The Chaser's War on Everything is a war that spanned from 2006 - 2007, underwent a ceasefire in 2008 and has resumed in 2009. The War involved five soldiers, all of whom were comedians. The War on Everything was cancelled by a certain group of Australian Born Communists due to an overwhelming body count and The Chaser winning far too many battles.
|The Chaser's War on Everything|
|The Chaser's War on Anything - The Chaser's War on Nothing - The Chaser's War on Something - The Chaser's War on Everything that's Good and Holy|
The Chaser was formed as a small military faction somewhere in the southern hemisphere, which was formed 2003 to promote CNN. Now they are a full military faction suited for full-scale Armageddon. Their tactics include a range of comically adaptable gags and jokes aimed at popular culture, magazines, political spearheads, current affairs programs, crappy reporters and embarrassingly out-of-date television shows.
edit The Fighters
The fighters of The Chaser range from excellent musicians to bald, glasses wearing nerds. The warriors are named from popular to least popular as C1, C2, C3 etc. with "C" standing for "Chaser" and the number standing for the amount of meals they've had that month. Each one has different skills and abilities, and is available in collectable Pog form.
edit C1 - Andrew - Mr. Ten Questions
Andrew Hansen is well suited for war. For one thing, he has a suit. For another, he has the most amazing smile that has ever blessed television. His comedy style attacks everyone with or without a sense of humour, and breaks their hearts by saying "comedy is still very much dead" in every skit. Unfortunately, he was killed in battle in 2006. His funeral included one of his greatest songs ever, The Filler Song. "This is The Filler Song" was sung over and over to the same chord pattern, finishing with his brilliant line, "Peter Meakin, what a pisshead" to the same tune only faster. His funeral also included another of his songs, The Eulogy Song, which praised his many notable achievements, such as writing lots of strange songs.

(Entries for labeled regions)
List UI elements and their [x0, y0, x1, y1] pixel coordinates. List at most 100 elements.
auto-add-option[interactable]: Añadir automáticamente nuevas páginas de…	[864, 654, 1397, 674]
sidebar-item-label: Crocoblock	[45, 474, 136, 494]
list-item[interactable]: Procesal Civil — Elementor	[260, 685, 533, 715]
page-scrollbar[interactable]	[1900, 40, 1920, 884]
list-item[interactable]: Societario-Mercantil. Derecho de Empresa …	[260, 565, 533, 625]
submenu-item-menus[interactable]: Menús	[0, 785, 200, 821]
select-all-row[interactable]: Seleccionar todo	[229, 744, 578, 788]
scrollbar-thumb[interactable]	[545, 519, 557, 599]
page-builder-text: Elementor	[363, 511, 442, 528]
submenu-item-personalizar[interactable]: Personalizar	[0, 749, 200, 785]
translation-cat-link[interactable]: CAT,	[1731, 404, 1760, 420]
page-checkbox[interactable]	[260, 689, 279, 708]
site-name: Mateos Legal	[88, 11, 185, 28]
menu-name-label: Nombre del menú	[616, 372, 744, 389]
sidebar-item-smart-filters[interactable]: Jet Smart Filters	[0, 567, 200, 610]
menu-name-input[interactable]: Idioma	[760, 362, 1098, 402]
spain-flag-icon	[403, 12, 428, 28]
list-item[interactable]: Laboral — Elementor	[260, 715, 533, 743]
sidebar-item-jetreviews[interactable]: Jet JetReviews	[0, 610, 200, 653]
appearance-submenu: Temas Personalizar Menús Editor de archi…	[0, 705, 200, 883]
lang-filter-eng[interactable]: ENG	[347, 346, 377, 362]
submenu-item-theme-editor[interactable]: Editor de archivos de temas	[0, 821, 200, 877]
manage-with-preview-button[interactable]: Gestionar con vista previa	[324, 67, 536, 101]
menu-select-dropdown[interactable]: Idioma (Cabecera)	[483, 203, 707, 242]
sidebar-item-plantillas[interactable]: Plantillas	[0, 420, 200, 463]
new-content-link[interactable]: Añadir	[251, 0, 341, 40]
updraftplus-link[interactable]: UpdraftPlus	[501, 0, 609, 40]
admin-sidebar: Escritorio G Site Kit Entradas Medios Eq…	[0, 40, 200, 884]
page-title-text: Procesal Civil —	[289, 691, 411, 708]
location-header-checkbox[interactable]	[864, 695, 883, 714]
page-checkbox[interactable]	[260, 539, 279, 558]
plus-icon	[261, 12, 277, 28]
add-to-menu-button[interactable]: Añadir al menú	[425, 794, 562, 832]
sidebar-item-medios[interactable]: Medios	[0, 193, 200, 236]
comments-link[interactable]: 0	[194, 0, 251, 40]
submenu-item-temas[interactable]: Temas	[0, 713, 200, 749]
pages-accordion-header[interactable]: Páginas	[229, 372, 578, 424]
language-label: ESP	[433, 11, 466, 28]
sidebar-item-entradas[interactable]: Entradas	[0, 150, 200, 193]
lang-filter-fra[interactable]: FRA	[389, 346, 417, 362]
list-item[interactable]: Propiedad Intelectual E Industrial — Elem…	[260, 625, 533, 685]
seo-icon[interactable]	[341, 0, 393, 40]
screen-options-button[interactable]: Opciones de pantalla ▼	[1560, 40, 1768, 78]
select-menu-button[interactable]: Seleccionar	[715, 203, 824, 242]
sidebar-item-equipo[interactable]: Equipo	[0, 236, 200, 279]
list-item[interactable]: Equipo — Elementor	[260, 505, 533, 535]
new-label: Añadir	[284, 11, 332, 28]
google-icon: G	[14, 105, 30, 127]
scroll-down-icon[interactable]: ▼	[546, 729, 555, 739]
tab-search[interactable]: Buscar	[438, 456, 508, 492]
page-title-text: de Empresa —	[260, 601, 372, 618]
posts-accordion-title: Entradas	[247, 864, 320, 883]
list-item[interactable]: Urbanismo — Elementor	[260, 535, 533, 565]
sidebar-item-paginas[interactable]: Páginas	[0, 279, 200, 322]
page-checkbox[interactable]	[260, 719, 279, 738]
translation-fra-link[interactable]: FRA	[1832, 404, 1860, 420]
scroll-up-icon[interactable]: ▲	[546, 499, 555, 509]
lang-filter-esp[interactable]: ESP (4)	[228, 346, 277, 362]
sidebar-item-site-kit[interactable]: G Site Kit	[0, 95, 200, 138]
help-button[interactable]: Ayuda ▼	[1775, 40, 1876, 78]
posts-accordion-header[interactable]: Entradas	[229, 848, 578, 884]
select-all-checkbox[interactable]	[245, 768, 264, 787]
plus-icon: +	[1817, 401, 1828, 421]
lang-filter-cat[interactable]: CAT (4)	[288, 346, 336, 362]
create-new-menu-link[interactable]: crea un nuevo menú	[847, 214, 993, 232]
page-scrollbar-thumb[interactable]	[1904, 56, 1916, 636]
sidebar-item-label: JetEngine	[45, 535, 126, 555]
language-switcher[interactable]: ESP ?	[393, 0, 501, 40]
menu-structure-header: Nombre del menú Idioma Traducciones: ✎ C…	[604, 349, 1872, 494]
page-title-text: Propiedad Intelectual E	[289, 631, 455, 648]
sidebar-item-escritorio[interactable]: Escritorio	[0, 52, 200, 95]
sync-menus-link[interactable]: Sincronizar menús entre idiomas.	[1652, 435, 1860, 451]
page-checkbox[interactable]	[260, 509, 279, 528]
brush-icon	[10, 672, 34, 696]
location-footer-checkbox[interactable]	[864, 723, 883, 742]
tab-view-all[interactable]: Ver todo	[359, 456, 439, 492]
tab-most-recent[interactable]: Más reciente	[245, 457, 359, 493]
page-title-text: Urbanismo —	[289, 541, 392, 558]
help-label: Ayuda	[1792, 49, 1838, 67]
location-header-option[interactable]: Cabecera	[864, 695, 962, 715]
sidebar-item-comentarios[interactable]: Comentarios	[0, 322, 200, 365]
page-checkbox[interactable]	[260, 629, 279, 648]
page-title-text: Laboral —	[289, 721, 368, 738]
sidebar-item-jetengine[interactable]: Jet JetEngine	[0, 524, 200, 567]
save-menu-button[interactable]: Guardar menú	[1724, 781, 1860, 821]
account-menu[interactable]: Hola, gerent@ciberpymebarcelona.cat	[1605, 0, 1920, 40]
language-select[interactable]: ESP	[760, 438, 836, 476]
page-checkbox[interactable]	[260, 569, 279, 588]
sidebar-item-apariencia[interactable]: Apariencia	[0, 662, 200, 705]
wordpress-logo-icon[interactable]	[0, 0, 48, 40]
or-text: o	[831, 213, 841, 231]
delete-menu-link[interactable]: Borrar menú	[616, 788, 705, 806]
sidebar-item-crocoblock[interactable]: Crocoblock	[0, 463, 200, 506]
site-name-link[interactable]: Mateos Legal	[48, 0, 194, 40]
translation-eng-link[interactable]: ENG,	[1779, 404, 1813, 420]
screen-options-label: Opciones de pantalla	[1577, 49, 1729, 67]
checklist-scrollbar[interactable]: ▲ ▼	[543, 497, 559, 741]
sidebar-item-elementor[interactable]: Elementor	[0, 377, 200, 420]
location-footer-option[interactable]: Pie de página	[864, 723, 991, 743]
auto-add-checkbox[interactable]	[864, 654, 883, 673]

**Task brief:**
Transcribe the passage from the article about The Chaser's War on Everything, starting at "edit The Fighters" and ending at "collectable Pog form.".

**Full response:**
edit The Fighters
The fighters of The Chaser range from excellent musicians to bald, glasses wearing nerds. The warriors are named from popular to least popular as C1, C2, C3 etc. with "C" standing for "Chaser" and the number standing for the amount of meals they've had that month. Each one has different skills and abilities, and is available in collectable Pog form.